_SHORT PROBLEM_. Print the listing in its entirety and exactly, leaving out images.
┄┄┄┄┄┄┄┄┄┄
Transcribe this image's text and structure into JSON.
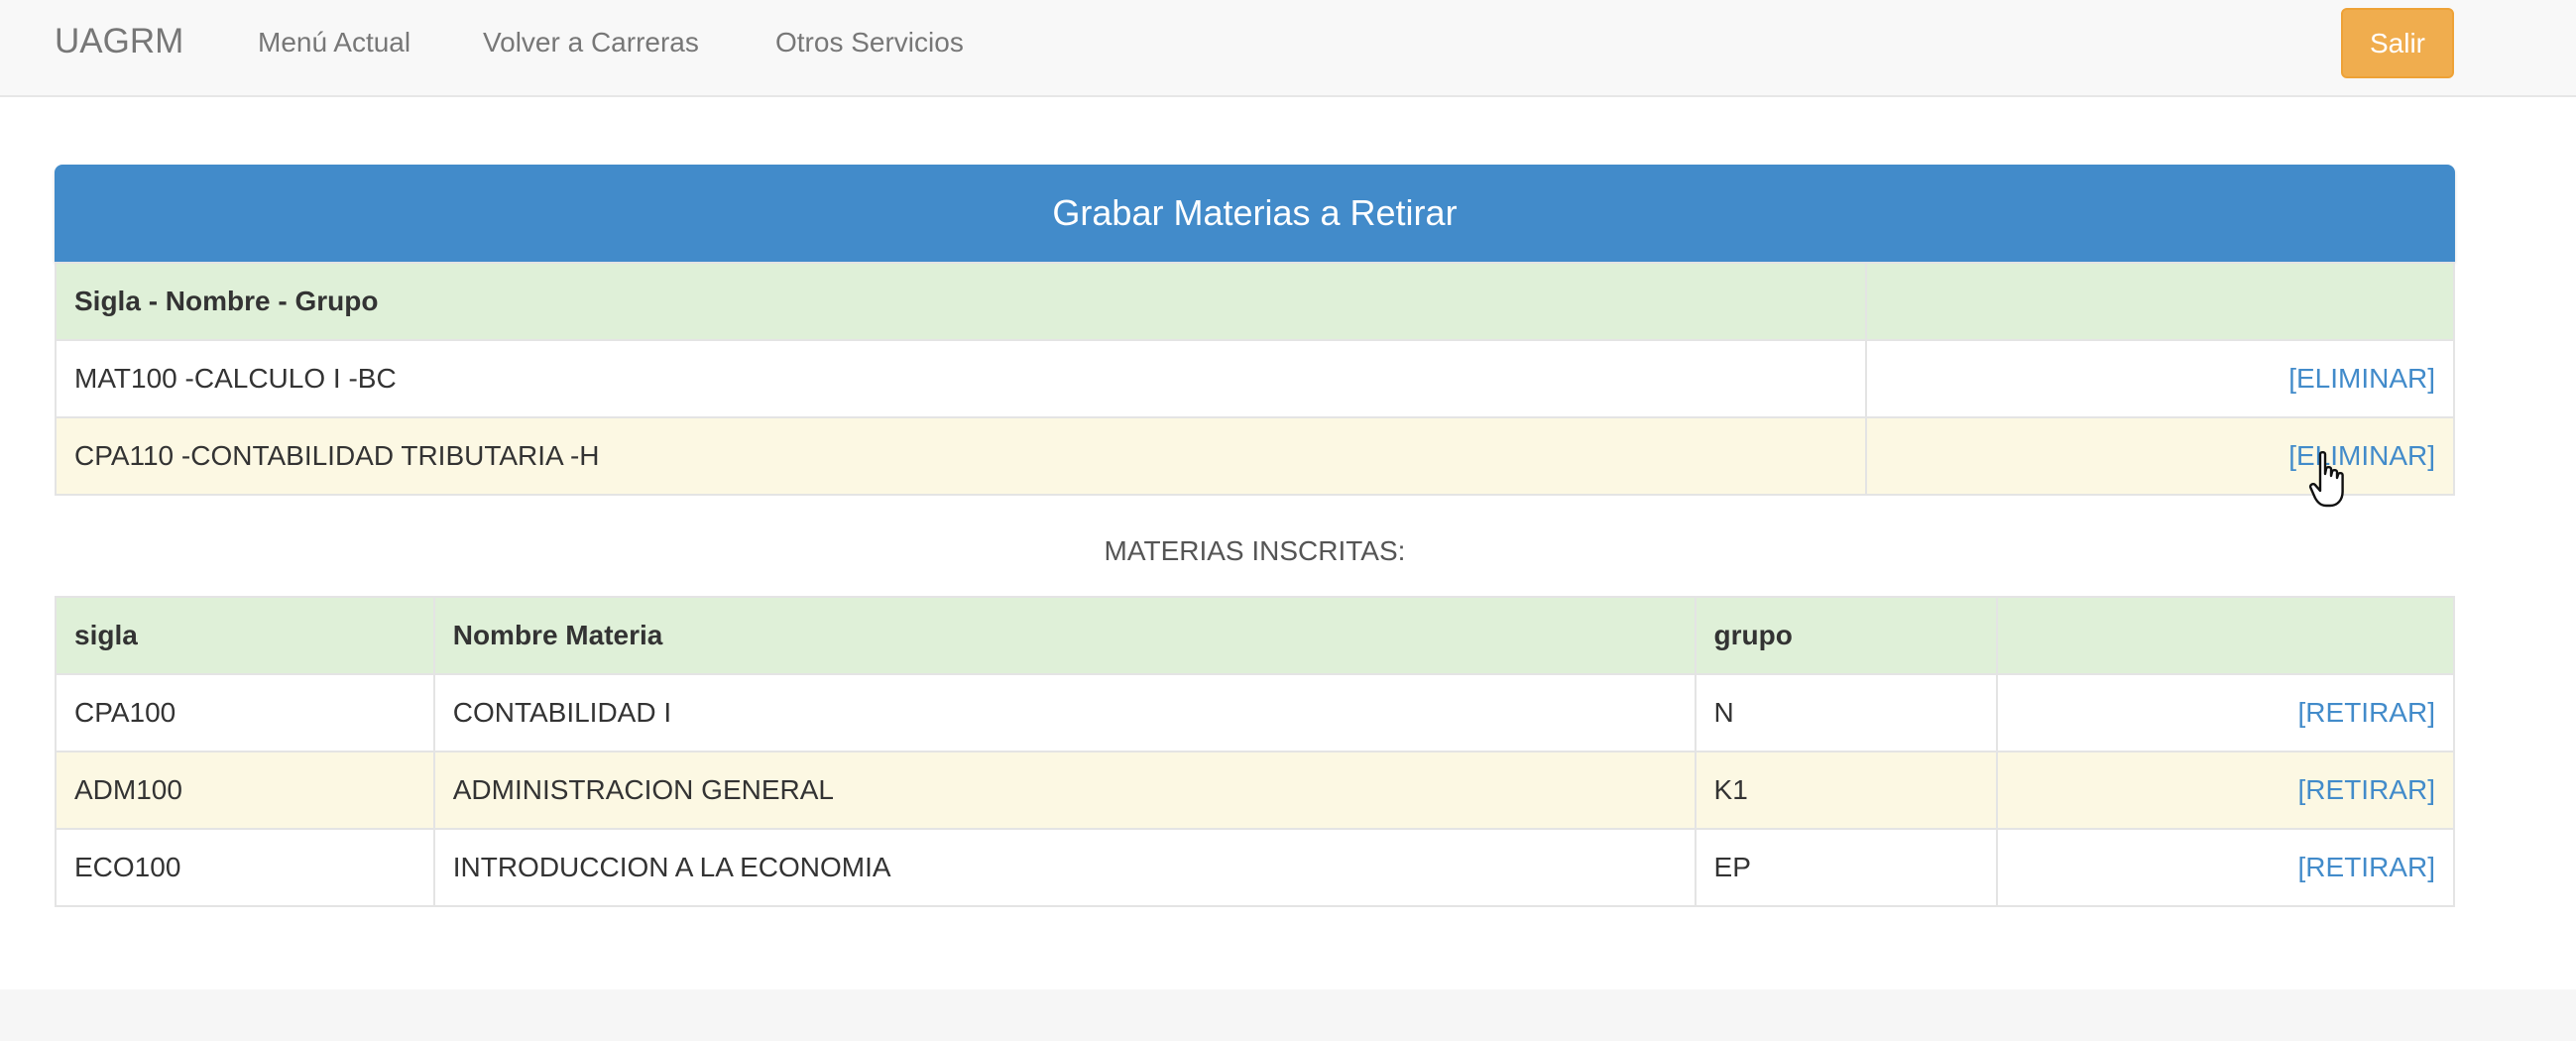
{
  "navbar": {
    "brand": "UAGRM",
    "links": [
      "Menú Actual",
      "Volver a Carreras",
      "Otros Servicios"
    ],
    "logout_label": "Salir"
  },
  "retiro": {
    "title": "Grabar Materias a Retirar",
    "header": "Sigla - Nombre - Grupo",
    "rows": [
      {
        "text": "MAT100 -CALCULO I -BC",
        "action": "[ELIMINAR]"
      },
      {
        "text": "CPA110 -CONTABILIDAD TRIBUTARIA -H",
        "action": "[ELIMINAR]"
      }
    ]
  },
  "inscritas": {
    "title": "MATERIAS INSCRITAS:",
    "columns": [
      "sigla",
      "Nombre Materia",
      "grupo"
    ],
    "rows": [
      {
        "sigla": "CPA100",
        "nombre": "CONTABILIDAD I",
        "grupo": "N",
        "action": "[RETIRAR]"
      },
      {
        "sigla": "ADM100",
        "nombre": "ADMINISTRACION GENERAL",
        "grupo": "K1",
        "action": "[RETIRAR]"
      },
      {
        "sigla": "ECO100",
        "nombre": "INTRODUCCION A LA ECONOMIA",
        "grupo": "EP",
        "action": "[RETIRAR]"
      }
    ]
  },
  "colors": {
    "header_blue": "#428bca",
    "row_green": "#dff0d8",
    "row_yellow": "#fcf8e3",
    "button_orange": "#f0ad4e"
  },
  "icons": {
    "cursor": "hand-pointer-icon"
  }
}
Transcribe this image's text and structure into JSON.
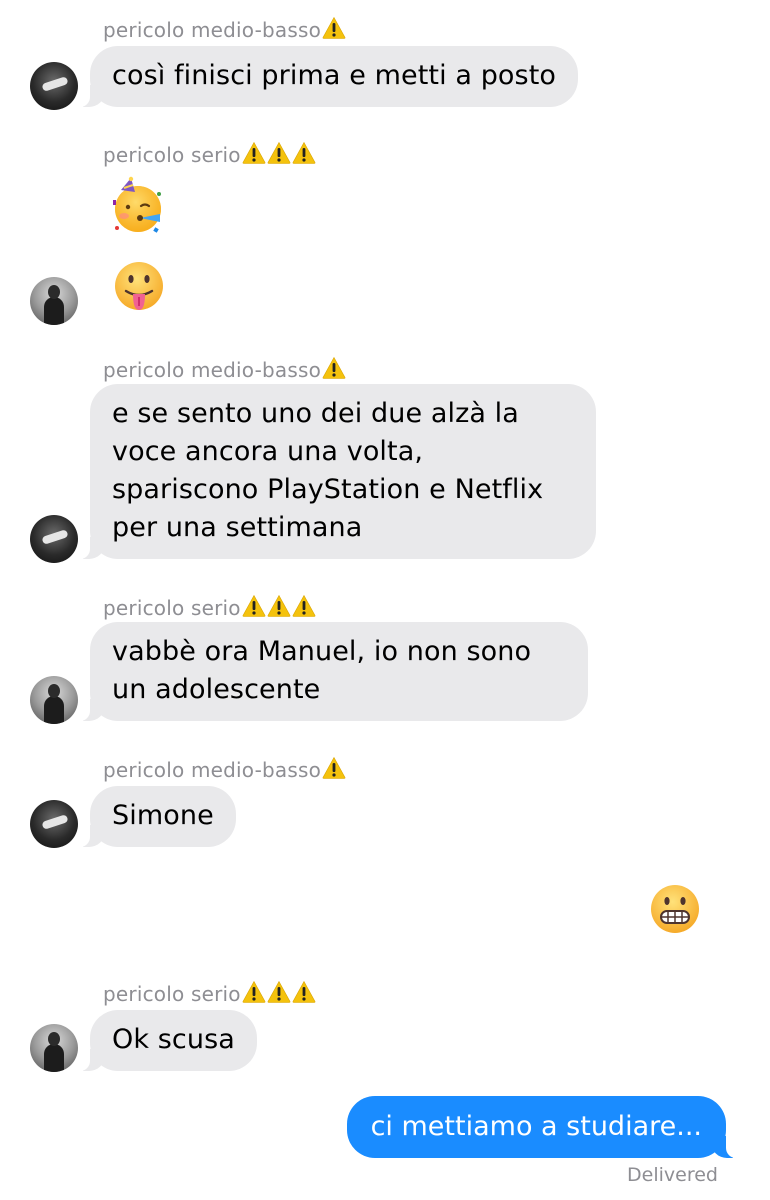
{
  "thread": {
    "senders": {
      "a": "pericolo medio-basso",
      "b": "pericolo serio"
    },
    "messages": [
      {
        "sender": "a",
        "text": "così finisci prima e metti a posto"
      },
      {
        "sender": "b",
        "emoji": "partying-face"
      },
      {
        "sender": "b",
        "emoji": "face-with-tongue"
      },
      {
        "sender": "a",
        "text": "e se sento uno dei due alzà la voce ancora una volta, spariscono PlayStation e Netflix per una settimana"
      },
      {
        "sender": "b",
        "text": "vabbè ora Manuel, io non sono un adolescente"
      },
      {
        "sender": "a",
        "text": "Simone"
      },
      {
        "sender": "me",
        "emoji": "grimacing-face"
      },
      {
        "sender": "b",
        "text": "Ok scusa"
      },
      {
        "sender": "me",
        "text": "ci mettiamo a studiare..."
      }
    ],
    "status": "Delivered"
  },
  "warning_icon": "warning-sign",
  "colors": {
    "incoming_bubble": "#e9e9eb",
    "outgoing_bubble": "#1a8cff",
    "sender_label": "#8e8e93",
    "warning": "#f4c20d"
  }
}
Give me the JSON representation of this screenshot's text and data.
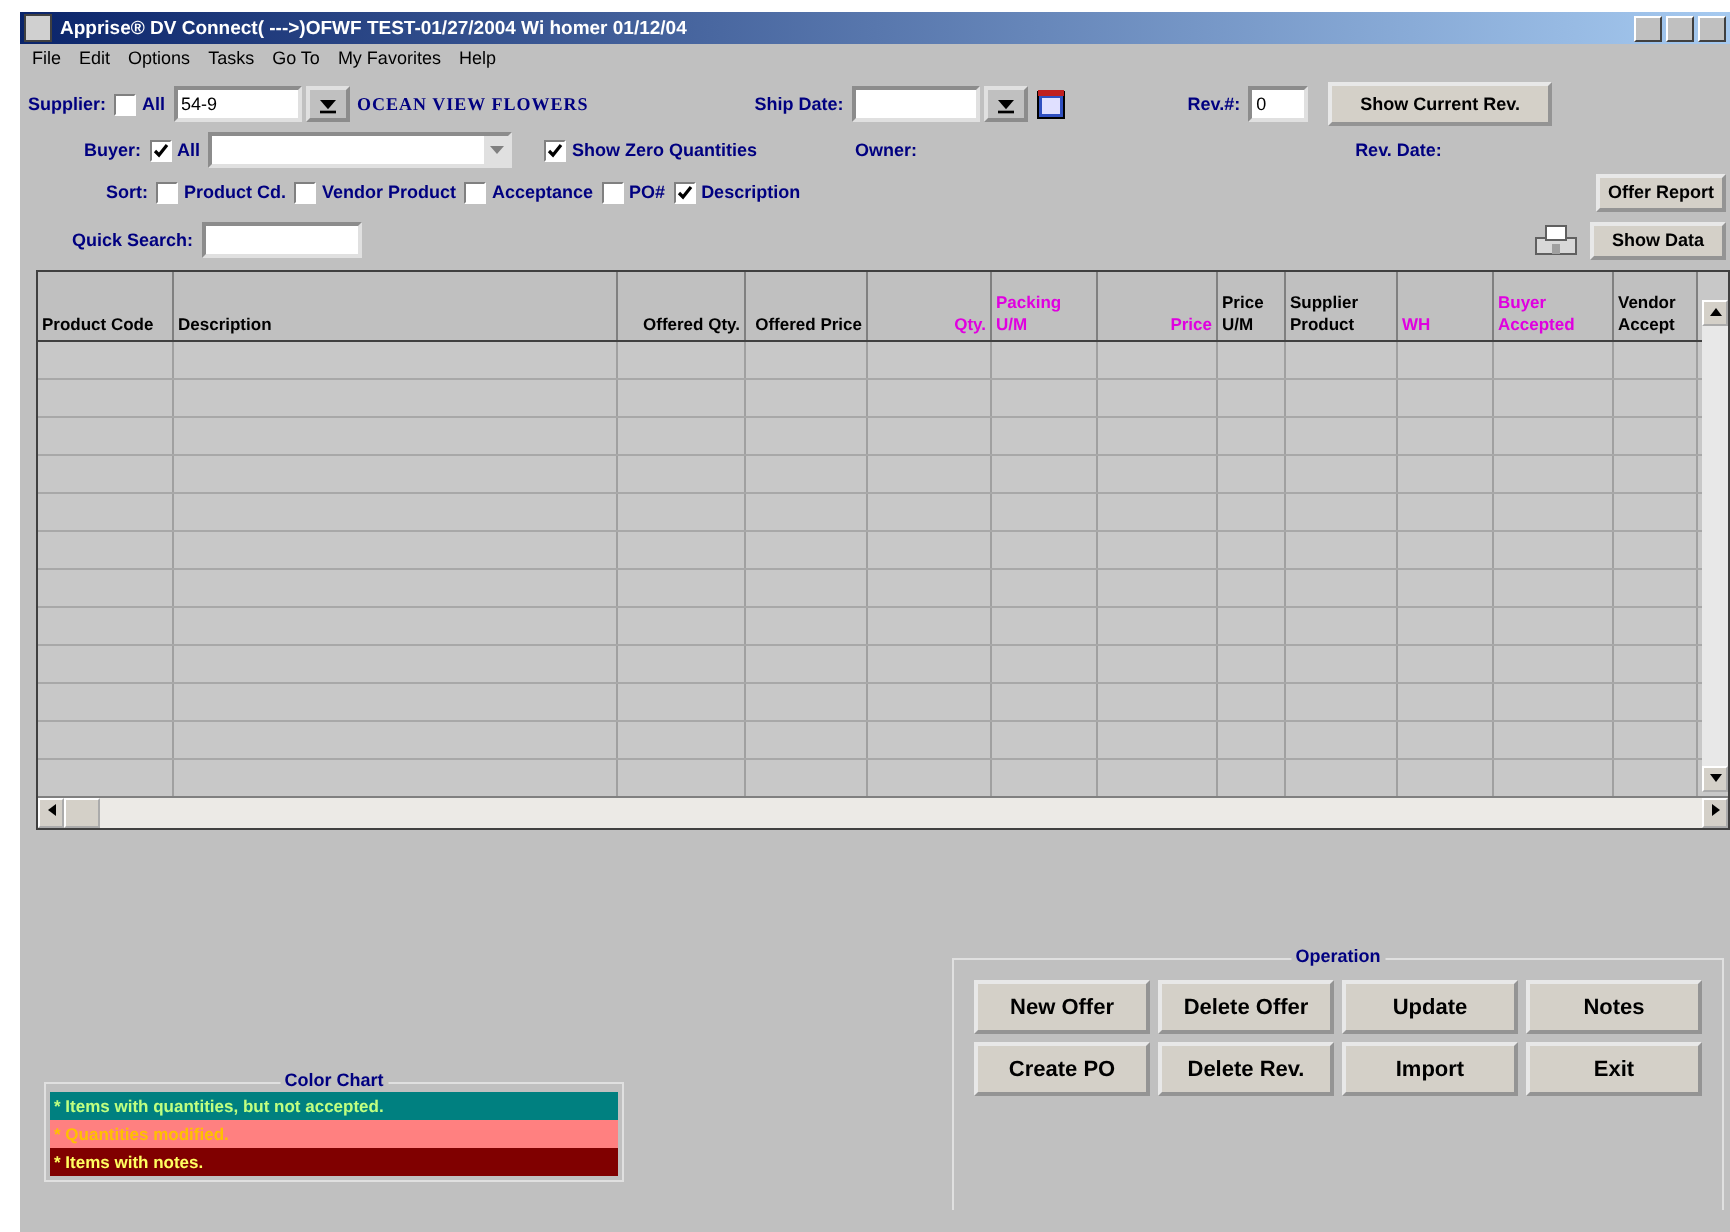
{
  "window": {
    "title": "Apprise® DV Connect( --->)OFWF TEST-01/27/2004 Wi homer 01/12/04"
  },
  "menu": [
    "File",
    "Edit",
    "Options",
    "Tasks",
    "Go To",
    "My Favorites",
    "Help"
  ],
  "supplier": {
    "label": "Supplier:",
    "all_label": "All",
    "all_checked": false,
    "code": "54-9",
    "name": "OCEAN VIEW FLOWERS"
  },
  "ship_date": {
    "label": "Ship Date:"
  },
  "rev": {
    "label": "Rev.#:",
    "value": "0"
  },
  "show_current_rev": "Show Current Rev.",
  "buyer": {
    "label": "Buyer:",
    "all_label": "All",
    "all_checked": true
  },
  "show_zero": {
    "label": "Show Zero Quantities",
    "checked": true
  },
  "owner_label": "Owner:",
  "rev_date_label": "Rev. Date:",
  "sort": {
    "label": "Sort:",
    "options": [
      {
        "label": "Product Cd.",
        "selected": false
      },
      {
        "label": "Vendor Product",
        "selected": false
      },
      {
        "label": "Acceptance",
        "selected": false
      },
      {
        "label": "PO#",
        "selected": false
      },
      {
        "label": "Description",
        "selected": true
      }
    ]
  },
  "offer_report": "Offer Report",
  "quick_search": {
    "label": "Quick Search:"
  },
  "show_data": "Show Data",
  "table": {
    "columns": [
      {
        "label": "Product Code",
        "kind": "text",
        "color": "#000000"
      },
      {
        "label": "Description",
        "kind": "text",
        "color": "#000000"
      },
      {
        "label": "Offered Qty.",
        "kind": "number",
        "color": "#000000"
      },
      {
        "label": "Offered Price",
        "kind": "number",
        "color": "#000000"
      },
      {
        "label": "Qty.",
        "kind": "number",
        "color": "#e000e0"
      },
      {
        "label": "Packing U/M",
        "kind": "text",
        "color": "#e000e0"
      },
      {
        "label": "Price",
        "kind": "number",
        "color": "#e000e0"
      },
      {
        "label": "Price U/M",
        "kind": "text",
        "color": "#000000"
      },
      {
        "label": "Supplier Product",
        "kind": "text",
        "color": "#000000"
      },
      {
        "label": "WH",
        "kind": "text",
        "color": "#e000e0"
      },
      {
        "label": "Buyer Accepted",
        "kind": "text",
        "color": "#e000e0"
      },
      {
        "label": "Vendor Accept",
        "kind": "text",
        "color": "#000000"
      }
    ]
  },
  "color_chart": {
    "title": "Color Chart",
    "items": [
      {
        "text": "* Items with quantities, but not accepted.",
        "color": "#008080"
      },
      {
        "text": "* Quantities modified.",
        "color": "#ff8080"
      },
      {
        "text": "* Items with notes.",
        "color": "#800000"
      }
    ]
  },
  "operation": {
    "title": "Operation",
    "buttons": [
      "New Offer",
      "Delete Offer",
      "Update",
      "Notes",
      "Create PO",
      "Delete Rev.",
      "Import",
      "Exit"
    ]
  }
}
┄┄┄┄┄┄┄┄┄┄
_OUTPUT OF THE TASK_.
Transcribe this image's text and structure into JSON.
{
  "navbar": {
    "brand": "UAGRM",
    "links": [
      "Menú Actual",
      "Volver a Carreras",
      "Otros Servicios"
    ],
    "logout_label": "Salir"
  },
  "retiro": {
    "title": "Grabar Materias a Retirar",
    "header": "Sigla - Nombre - Grupo",
    "rows": [
      {
        "text": "MAT100 -CALCULO I -BC",
        "action": "[ELIMINAR]"
      },
      {
        "text": "CPA110 -CONTABILIDAD TRIBUTARIA -H",
        "action": "[ELIMINAR]"
      }
    ]
  },
  "inscritas": {
    "title": "MATERIAS INSCRITAS:",
    "columns": [
      "sigla",
      "Nombre Materia",
      "grupo"
    ],
    "rows": [
      {
        "sigla": "CPA100",
        "nombre": "CONTABILIDAD I",
        "grupo": "N",
        "action": "[RETIRAR]"
      },
      {
        "sigla": "ADM100",
        "nombre": "ADMINISTRACION GENERAL",
        "grupo": "K1",
        "action": "[RETIRAR]"
      },
      {
        "sigla": "ECO100",
        "nombre": "INTRODUCCION A LA ECONOMIA",
        "grupo": "EP",
        "action": "[RETIRAR]"
      }
    ]
  },
  "colors": {
    "header_blue": "#428bca",
    "row_green": "#dff0d8",
    "row_yellow": "#fcf8e3",
    "button_orange": "#f0ad4e"
  },
  "icons": {
    "cursor": "hand-pointer-icon"
  }
}
Transcribe this image's text and structure into JSON.
{
  "thread": {
    "senders": {
      "a": "pericolo medio-basso",
      "b": "pericolo serio"
    },
    "messages": [
      {
        "sender": "a",
        "text": "così finisci prima e metti a posto"
      },
      {
        "sender": "b",
        "emoji": "partying-face"
      },
      {
        "sender": "b",
        "emoji": "face-with-tongue"
      },
      {
        "sender": "a",
        "text": "e se sento uno dei due alzà la voce ancora una volta, spariscono PlayStation e Netflix per una settimana"
      },
      {
        "sender": "b",
        "text": "vabbè ora Manuel, io non sono un adolescente"
      },
      {
        "sender": "a",
        "text": "Simone"
      },
      {
        "sender": "me",
        "emoji": "grimacing-face"
      },
      {
        "sender": "b",
        "text": "Ok scusa"
      },
      {
        "sender": "me",
        "text": "ci mettiamo a studiare..."
      }
    ],
    "status": "Delivered"
  },
  "warning_icon": "warning-sign",
  "colors": {
    "incoming_bubble": "#e9e9eb",
    "outgoing_bubble": "#1a8cff",
    "sender_label": "#8e8e93",
    "warning": "#f4c20d"
  }
}
Give me the JSON representation of this screenshot's text and data.
{
  "window": {
    "title": "Apprise® DV Connect( --->)OFWF TEST-01/27/2004 Wi homer 01/12/04"
  },
  "menu": [
    "File",
    "Edit",
    "Options",
    "Tasks",
    "Go To",
    "My Favorites",
    "Help"
  ],
  "supplier": {
    "label": "Supplier:",
    "all_label": "All",
    "all_checked": false,
    "code": "54-9",
    "name": "OCEAN VIEW FLOWERS"
  },
  "ship_date": {
    "label": "Ship Date:"
  },
  "rev": {
    "label": "Rev.#:",
    "value": "0"
  },
  "show_current_rev": "Show Current Rev.",
  "buyer": {
    "label": "Buyer:",
    "all_label": "All",
    "all_checked": true
  },
  "show_zero": {
    "label": "Show Zero Quantities",
    "checked": true
  },
  "owner_label": "Owner:",
  "rev_date_label": "Rev. Date:",
  "sort": {
    "label": "Sort:",
    "options": [
      {
        "label": "Product Cd.",
        "selected": false
      },
      {
        "label": "Vendor Product",
        "selected": false
      },
      {
        "label": "Acceptance",
        "selected": false
      },
      {
        "label": "PO#",
        "selected": false
      },
      {
        "label": "Description",
        "selected": true
      }
    ]
  },
  "offer_report": "Offer Report",
  "quick_search": {
    "label": "Quick Search:"
  },
  "show_data": "Show Data",
  "table": {
    "columns": [
      {
        "label": "Product Code",
        "kind": "text",
        "color": "#000000"
      },
      {
        "label": "Description",
        "kind": "text",
        "color": "#000000"
      },
      {
        "label": "Offered Qty.",
        "kind": "number",
        "color": "#000000"
      },
      {
        "label": "Offered Price",
        "kind": "number",
        "color": "#000000"
      },
      {
        "label": "Qty.",
        "kind": "number",
        "color": "#e000e0"
      },
      {
        "label": "Packing U/M",
        "kind": "text",
        "color": "#e000e0"
      },
      {
        "label": "Price",
        "kind": "number",
        "color": "#e000e0"
      },
      {
        "label": "Price U/M",
        "kind": "text",
        "color": "#000000"
      },
      {
        "label": "Supplier Product",
        "kind": "text",
        "color": "#000000"
      },
      {
        "label": "WH",
        "kind": "text",
        "color": "#e000e0"
      },
      {
        "label": "Buyer Accepted",
        "kind": "text",
        "color": "#e000e0"
      },
      {
        "label": "Vendor Accept",
        "kind": "text",
        "color": "#000000"
      }
    ]
  },
  "color_chart": {
    "title": "Color Chart",
    "items": [
      {
        "text": "* Items with quantities, but not accepted.",
        "color": "#008080"
      },
      {
        "text": "* Quantities modified.",
        "color": "#ff8080"
      },
      {
        "text": "* Items with notes.",
        "color": "#800000"
      }
    ]
  },
  "operation": {
    "title": "Operation",
    "buttons": [
      "New Offer",
      "Delete Offer",
      "Update",
      "Notes",
      "Create PO",
      "Delete Rev.",
      "Import",
      "Exit"
    ]
  }
}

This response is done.